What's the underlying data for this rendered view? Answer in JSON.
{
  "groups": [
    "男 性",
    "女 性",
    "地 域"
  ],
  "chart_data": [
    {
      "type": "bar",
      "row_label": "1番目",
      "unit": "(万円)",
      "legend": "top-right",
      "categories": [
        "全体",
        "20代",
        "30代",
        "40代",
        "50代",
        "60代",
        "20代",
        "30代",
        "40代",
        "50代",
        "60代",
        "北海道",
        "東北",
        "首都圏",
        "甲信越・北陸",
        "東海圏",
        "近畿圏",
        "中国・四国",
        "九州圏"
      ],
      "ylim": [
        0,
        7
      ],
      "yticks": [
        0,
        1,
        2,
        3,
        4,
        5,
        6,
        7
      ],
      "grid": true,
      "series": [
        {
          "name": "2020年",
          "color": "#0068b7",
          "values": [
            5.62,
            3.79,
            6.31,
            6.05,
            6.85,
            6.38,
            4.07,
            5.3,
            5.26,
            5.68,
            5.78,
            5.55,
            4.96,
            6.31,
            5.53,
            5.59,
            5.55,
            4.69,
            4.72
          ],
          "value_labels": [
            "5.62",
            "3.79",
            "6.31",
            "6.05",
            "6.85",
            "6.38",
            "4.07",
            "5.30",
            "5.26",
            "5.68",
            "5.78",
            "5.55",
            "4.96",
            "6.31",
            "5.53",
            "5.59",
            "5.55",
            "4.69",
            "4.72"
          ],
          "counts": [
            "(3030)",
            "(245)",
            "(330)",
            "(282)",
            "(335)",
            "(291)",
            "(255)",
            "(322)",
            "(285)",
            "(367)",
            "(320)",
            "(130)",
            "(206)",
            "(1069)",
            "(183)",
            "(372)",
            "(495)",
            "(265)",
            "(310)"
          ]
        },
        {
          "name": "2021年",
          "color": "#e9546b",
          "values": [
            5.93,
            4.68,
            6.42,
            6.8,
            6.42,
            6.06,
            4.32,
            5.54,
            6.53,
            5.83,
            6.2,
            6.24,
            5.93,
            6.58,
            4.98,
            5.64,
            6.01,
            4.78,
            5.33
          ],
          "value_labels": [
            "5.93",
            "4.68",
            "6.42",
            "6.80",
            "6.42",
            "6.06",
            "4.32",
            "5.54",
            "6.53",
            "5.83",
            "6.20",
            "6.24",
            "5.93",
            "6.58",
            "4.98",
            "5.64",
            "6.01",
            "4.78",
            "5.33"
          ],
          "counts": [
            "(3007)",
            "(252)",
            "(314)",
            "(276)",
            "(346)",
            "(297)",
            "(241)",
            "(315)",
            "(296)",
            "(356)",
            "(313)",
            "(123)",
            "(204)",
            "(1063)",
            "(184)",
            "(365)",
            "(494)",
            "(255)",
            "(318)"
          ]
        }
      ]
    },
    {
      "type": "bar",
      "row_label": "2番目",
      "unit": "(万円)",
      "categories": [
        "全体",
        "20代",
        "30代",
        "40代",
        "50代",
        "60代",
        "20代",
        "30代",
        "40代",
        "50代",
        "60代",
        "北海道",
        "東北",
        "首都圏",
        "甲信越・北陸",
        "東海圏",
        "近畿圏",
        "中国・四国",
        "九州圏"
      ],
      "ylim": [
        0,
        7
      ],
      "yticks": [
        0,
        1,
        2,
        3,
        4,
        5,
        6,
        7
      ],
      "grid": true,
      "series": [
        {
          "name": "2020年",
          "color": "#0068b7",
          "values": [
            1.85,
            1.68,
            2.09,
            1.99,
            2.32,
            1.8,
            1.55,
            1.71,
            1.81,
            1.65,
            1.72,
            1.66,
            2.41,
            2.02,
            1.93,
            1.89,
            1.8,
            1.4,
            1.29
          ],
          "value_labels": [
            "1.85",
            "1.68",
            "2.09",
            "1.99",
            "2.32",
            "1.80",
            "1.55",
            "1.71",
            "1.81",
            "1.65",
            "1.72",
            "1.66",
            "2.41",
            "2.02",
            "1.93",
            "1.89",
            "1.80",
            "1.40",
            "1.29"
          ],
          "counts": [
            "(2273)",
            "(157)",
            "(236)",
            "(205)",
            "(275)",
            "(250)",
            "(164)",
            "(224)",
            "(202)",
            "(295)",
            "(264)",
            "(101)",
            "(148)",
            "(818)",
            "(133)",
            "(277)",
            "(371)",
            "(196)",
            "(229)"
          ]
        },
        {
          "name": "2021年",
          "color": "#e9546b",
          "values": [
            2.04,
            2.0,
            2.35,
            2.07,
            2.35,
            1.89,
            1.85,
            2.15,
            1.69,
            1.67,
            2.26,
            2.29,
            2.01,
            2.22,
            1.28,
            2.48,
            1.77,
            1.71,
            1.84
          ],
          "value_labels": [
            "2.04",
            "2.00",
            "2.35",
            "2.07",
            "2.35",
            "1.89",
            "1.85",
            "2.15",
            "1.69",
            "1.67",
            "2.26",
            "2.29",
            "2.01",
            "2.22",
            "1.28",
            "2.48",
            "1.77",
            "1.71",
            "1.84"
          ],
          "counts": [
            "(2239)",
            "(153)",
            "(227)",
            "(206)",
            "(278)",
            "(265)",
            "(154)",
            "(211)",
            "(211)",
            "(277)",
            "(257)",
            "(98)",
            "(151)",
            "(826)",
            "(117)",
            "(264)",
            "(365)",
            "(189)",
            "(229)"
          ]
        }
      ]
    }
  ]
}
------------------------------------------------------------
| Exercise aim |
Return all of the data exactly as it reads.

| The output |
What's the underlying data for this rendered view? Answer in JSON.
{
  "groups": [
    "男 性",
    "女 性",
    "地 域"
  ],
  "chart_data": [
    {
      "type": "bar",
      "row_label": "1番目",
      "unit": "(万円)",
      "legend": "top-right",
      "categories": [
        "全体",
        "20代",
        "30代",
        "40代",
        "50代",
        "60代",
        "20代",
        "30代",
        "40代",
        "50代",
        "60代",
        "北海道",
        "東北",
        "首都圏",
        "甲信越・北陸",
        "東海圏",
        "近畿圏",
        "中国・四国",
        "九州圏"
      ],
      "ylim": [
        0,
        7
      ],
      "yticks": [
        0,
        1,
        2,
        3,
        4,
        5,
        6,
        7
      ],
      "grid": true,
      "series": [
        {
          "name": "2020年",
          "color": "#0068b7",
          "values": [
            5.62,
            3.79,
            6.31,
            6.05,
            6.85,
            6.38,
            4.07,
            5.3,
            5.26,
            5.68,
            5.78,
            5.55,
            4.96,
            6.31,
            5.53,
            5.59,
            5.55,
            4.69,
            4.72
          ],
          "value_labels": [
            "5.62",
            "3.79",
            "6.31",
            "6.05",
            "6.85",
            "6.38",
            "4.07",
            "5.30",
            "5.26",
            "5.68",
            "5.78",
            "5.55",
            "4.96",
            "6.31",
            "5.53",
            "5.59",
            "5.55",
            "4.69",
            "4.72"
          ],
          "counts": [
            "(3030)",
            "(245)",
            "(330)",
            "(282)",
            "(335)",
            "(291)",
            "(255)",
            "(322)",
            "(285)",
            "(367)",
            "(320)",
            "(130)",
            "(206)",
            "(1069)",
            "(183)",
            "(372)",
            "(495)",
            "(265)",
            "(310)"
          ]
        },
        {
          "name": "2021年",
          "color": "#e9546b",
          "values": [
            5.93,
            4.68,
            6.42,
            6.8,
            6.42,
            6.06,
            4.32,
            5.54,
            6.53,
            5.83,
            6.2,
            6.24,
            5.93,
            6.58,
            4.98,
            5.64,
            6.01,
            4.78,
            5.33
          ],
          "value_labels": [
            "5.93",
            "4.68",
            "6.42",
            "6.80",
            "6.42",
            "6.06",
            "4.32",
            "5.54",
            "6.53",
            "5.83",
            "6.20",
            "6.24",
            "5.93",
            "6.58",
            "4.98",
            "5.64",
            "6.01",
            "4.78",
            "5.33"
          ],
          "counts": [
            "(3007)",
            "(252)",
            "(314)",
            "(276)",
            "(346)",
            "(297)",
            "(241)",
            "(315)",
            "(296)",
            "(356)",
            "(313)",
            "(123)",
            "(204)",
            "(1063)",
            "(184)",
            "(365)",
            "(494)",
            "(255)",
            "(318)"
          ]
        }
      ]
    },
    {
      "type": "bar",
      "row_label": "2番目",
      "unit": "(万円)",
      "categories": [
        "全体",
        "20代",
        "30代",
        "40代",
        "50代",
        "60代",
        "20代",
        "30代",
        "40代",
        "50代",
        "60代",
        "北海道",
        "東北",
        "首都圏",
        "甲信越・北陸",
        "東海圏",
        "近畿圏",
        "中国・四国",
        "九州圏"
      ],
      "ylim": [
        0,
        7
      ],
      "yticks": [
        0,
        1,
        2,
        3,
        4,
        5,
        6,
        7
      ],
      "grid": true,
      "series": [
        {
          "name": "2020年",
          "color": "#0068b7",
          "values": [
            1.85,
            1.68,
            2.09,
            1.99,
            2.32,
            1.8,
            1.55,
            1.71,
            1.81,
            1.65,
            1.72,
            1.66,
            2.41,
            2.02,
            1.93,
            1.89,
            1.8,
            1.4,
            1.29
          ],
          "value_labels": [
            "1.85",
            "1.68",
            "2.09",
            "1.99",
            "2.32",
            "1.80",
            "1.55",
            "1.71",
            "1.81",
            "1.65",
            "1.72",
            "1.66",
            "2.41",
            "2.02",
            "1.93",
            "1.89",
            "1.80",
            "1.40",
            "1.29"
          ],
          "counts": [
            "(2273)",
            "(157)",
            "(236)",
            "(205)",
            "(275)",
            "(250)",
            "(164)",
            "(224)",
            "(202)",
            "(295)",
            "(264)",
            "(101)",
            "(148)",
            "(818)",
            "(133)",
            "(277)",
            "(371)",
            "(196)",
            "(229)"
          ]
        },
        {
          "name": "2021年",
          "color": "#e9546b",
          "values": [
            2.04,
            2.0,
            2.35,
            2.07,
            2.35,
            1.89,
            1.85,
            2.15,
            1.69,
            1.67,
            2.26,
            2.29,
            2.01,
            2.22,
            1.28,
            2.48,
            1.77,
            1.71,
            1.84
          ],
          "value_labels": [
            "2.04",
            "2.00",
            "2.35",
            "2.07",
            "2.35",
            "1.89",
            "1.85",
            "2.15",
            "1.69",
            "1.67",
            "2.26",
            "2.29",
            "2.01",
            "2.22",
            "1.28",
            "2.48",
            "1.77",
            "1.71",
            "1.84"
          ],
          "counts": [
            "(2239)",
            "(153)",
            "(227)",
            "(206)",
            "(278)",
            "(265)",
            "(154)",
            "(211)",
            "(211)",
            "(277)",
            "(257)",
            "(98)",
            "(151)",
            "(826)",
            "(117)",
            "(264)",
            "(365)",
            "(189)",
            "(229)"
          ]
        }
      ]
    }
  ]
}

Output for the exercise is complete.